Work required: Where the word "Hillsboro" occurs in a line, return that line.

──────────

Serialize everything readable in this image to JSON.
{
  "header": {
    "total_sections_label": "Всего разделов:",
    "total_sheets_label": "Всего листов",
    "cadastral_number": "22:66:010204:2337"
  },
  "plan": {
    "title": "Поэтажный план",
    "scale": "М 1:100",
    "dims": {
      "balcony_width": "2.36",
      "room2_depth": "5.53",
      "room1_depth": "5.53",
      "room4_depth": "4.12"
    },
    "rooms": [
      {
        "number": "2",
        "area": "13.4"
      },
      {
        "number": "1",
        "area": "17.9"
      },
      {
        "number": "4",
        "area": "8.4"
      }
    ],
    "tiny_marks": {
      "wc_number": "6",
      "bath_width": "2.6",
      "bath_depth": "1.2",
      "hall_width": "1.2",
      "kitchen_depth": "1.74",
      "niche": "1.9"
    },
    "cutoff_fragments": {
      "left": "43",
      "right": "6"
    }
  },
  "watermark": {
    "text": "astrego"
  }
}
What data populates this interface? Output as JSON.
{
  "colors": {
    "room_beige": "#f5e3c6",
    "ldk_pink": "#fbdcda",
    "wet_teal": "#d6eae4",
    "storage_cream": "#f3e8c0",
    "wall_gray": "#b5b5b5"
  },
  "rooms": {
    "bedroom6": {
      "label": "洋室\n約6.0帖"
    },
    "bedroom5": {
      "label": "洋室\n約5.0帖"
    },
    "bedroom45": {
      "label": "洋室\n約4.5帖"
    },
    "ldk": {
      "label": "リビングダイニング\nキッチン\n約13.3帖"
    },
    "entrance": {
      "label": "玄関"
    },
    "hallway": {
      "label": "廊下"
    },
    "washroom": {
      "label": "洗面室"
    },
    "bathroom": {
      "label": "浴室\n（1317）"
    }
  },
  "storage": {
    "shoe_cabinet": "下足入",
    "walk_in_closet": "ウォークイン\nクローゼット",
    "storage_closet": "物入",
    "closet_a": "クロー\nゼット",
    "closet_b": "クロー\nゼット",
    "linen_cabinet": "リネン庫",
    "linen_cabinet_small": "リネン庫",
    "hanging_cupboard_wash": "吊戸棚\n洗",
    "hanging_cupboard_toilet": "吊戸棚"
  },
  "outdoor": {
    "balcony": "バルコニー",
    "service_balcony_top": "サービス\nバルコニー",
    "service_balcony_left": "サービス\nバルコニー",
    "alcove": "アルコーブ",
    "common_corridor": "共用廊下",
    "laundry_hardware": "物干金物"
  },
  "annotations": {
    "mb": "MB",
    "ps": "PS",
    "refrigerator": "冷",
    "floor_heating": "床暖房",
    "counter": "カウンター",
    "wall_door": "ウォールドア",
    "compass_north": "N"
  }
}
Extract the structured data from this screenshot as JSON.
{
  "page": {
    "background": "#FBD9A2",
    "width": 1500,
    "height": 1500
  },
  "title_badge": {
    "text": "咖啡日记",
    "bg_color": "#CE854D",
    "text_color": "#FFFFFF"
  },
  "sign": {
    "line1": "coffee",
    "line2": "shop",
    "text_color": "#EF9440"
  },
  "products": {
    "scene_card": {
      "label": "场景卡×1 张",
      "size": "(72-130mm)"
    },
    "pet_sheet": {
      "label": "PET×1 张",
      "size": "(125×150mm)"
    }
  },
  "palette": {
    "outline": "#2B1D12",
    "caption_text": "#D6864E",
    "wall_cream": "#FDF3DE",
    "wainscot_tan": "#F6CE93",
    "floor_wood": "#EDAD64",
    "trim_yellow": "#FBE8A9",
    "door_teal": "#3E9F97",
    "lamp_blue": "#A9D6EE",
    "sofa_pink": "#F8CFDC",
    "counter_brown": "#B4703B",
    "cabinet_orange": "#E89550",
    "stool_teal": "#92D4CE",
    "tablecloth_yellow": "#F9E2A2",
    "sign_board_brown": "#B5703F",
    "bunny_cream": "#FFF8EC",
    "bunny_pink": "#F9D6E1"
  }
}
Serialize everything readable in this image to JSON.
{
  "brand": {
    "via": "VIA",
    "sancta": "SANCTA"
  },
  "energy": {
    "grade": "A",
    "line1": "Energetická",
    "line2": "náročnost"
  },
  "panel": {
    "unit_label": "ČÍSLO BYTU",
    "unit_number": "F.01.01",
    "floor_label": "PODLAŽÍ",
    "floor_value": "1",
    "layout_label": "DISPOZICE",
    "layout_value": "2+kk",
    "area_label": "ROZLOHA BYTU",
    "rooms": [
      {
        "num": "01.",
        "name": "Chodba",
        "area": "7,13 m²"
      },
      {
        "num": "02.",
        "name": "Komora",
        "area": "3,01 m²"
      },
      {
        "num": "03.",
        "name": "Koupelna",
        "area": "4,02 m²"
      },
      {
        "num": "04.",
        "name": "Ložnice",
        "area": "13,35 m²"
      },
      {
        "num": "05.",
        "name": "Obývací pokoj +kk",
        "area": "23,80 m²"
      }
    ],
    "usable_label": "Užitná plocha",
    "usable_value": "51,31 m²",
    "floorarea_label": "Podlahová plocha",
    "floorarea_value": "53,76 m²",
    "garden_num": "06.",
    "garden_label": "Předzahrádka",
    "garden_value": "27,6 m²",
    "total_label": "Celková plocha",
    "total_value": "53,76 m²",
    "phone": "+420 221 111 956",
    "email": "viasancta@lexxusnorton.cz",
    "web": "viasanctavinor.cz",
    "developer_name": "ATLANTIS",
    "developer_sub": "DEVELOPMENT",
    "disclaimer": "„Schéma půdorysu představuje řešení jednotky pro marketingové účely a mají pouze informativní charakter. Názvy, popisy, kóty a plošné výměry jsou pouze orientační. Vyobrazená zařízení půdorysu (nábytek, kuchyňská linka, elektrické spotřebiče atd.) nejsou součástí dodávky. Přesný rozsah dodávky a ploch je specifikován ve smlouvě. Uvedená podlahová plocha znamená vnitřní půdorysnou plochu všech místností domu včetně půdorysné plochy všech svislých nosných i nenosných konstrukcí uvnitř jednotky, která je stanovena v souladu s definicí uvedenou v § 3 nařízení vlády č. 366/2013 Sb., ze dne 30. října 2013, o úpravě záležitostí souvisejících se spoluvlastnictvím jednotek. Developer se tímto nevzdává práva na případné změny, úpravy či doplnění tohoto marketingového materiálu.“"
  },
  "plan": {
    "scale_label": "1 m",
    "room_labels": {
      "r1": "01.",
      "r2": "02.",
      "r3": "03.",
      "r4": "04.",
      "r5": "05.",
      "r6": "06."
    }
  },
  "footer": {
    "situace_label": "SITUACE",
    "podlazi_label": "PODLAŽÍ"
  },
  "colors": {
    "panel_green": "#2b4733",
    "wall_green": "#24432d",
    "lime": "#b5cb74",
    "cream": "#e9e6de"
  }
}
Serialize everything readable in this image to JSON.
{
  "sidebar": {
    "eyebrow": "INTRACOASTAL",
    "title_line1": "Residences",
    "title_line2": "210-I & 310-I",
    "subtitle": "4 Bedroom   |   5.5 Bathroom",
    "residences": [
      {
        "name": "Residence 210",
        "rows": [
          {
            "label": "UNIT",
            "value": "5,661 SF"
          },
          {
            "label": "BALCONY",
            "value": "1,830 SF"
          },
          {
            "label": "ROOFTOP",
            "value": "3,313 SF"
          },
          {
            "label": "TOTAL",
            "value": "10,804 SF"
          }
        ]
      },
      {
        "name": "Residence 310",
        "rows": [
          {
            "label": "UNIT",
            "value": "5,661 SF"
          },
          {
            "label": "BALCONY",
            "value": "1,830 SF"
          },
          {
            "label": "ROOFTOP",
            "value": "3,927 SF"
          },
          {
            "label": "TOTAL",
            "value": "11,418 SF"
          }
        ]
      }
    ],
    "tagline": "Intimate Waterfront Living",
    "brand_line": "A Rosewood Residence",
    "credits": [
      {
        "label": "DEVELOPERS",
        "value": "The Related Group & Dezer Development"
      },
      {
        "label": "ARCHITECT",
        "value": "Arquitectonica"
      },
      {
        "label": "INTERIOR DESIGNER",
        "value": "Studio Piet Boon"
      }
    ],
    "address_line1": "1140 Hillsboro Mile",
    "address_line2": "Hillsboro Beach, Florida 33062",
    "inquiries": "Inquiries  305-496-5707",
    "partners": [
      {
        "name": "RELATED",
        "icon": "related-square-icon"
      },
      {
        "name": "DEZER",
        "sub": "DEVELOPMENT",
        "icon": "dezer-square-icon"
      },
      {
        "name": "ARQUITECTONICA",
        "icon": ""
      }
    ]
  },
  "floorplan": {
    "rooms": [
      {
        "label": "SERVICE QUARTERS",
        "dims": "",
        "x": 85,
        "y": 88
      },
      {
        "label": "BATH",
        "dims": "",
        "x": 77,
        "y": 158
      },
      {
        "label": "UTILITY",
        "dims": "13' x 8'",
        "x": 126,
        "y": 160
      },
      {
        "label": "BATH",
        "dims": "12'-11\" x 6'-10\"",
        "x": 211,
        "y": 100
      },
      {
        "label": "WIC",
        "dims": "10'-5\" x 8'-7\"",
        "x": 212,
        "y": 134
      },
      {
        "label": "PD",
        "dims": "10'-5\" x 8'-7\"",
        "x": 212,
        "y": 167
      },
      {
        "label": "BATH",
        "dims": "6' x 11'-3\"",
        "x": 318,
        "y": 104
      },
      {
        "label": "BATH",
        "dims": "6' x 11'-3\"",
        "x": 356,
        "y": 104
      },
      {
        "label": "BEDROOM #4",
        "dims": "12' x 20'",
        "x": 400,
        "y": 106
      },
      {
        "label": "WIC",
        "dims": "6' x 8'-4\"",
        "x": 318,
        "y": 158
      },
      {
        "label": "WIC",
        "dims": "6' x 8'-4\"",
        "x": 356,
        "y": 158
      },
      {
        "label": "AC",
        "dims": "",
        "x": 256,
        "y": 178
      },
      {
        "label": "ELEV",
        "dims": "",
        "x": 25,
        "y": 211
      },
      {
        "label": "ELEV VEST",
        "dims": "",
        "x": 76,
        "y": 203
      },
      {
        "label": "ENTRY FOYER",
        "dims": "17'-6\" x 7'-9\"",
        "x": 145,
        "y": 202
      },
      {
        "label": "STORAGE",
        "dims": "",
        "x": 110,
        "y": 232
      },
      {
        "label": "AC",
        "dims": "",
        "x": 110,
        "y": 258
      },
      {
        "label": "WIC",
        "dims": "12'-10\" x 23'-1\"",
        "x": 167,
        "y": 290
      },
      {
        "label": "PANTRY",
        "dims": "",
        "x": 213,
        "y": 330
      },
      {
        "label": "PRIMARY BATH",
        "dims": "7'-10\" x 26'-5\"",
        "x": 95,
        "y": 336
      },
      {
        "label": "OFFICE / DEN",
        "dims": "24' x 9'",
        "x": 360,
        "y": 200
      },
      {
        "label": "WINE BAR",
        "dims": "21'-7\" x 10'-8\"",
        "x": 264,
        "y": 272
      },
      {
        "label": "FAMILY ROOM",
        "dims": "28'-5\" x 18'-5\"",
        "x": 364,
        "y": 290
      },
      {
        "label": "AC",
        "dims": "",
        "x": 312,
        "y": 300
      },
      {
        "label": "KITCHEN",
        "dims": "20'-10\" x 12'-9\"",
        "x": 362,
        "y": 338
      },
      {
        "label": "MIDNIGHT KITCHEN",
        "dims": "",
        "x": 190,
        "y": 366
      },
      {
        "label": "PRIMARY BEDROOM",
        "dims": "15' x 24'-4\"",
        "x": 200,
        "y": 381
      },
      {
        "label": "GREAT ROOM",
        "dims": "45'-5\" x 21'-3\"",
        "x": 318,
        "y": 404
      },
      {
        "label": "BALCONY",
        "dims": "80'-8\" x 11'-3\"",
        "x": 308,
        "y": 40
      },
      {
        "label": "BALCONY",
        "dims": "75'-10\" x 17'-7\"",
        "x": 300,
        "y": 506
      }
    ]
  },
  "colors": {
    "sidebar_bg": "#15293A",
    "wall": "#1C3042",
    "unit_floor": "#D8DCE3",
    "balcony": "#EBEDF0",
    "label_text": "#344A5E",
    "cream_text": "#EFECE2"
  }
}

──────────

Finished exercise:
    "address_line1": "1140 Hillsboro Mile",
    "address_line2": "Hillsboro Beach, Florida 33062",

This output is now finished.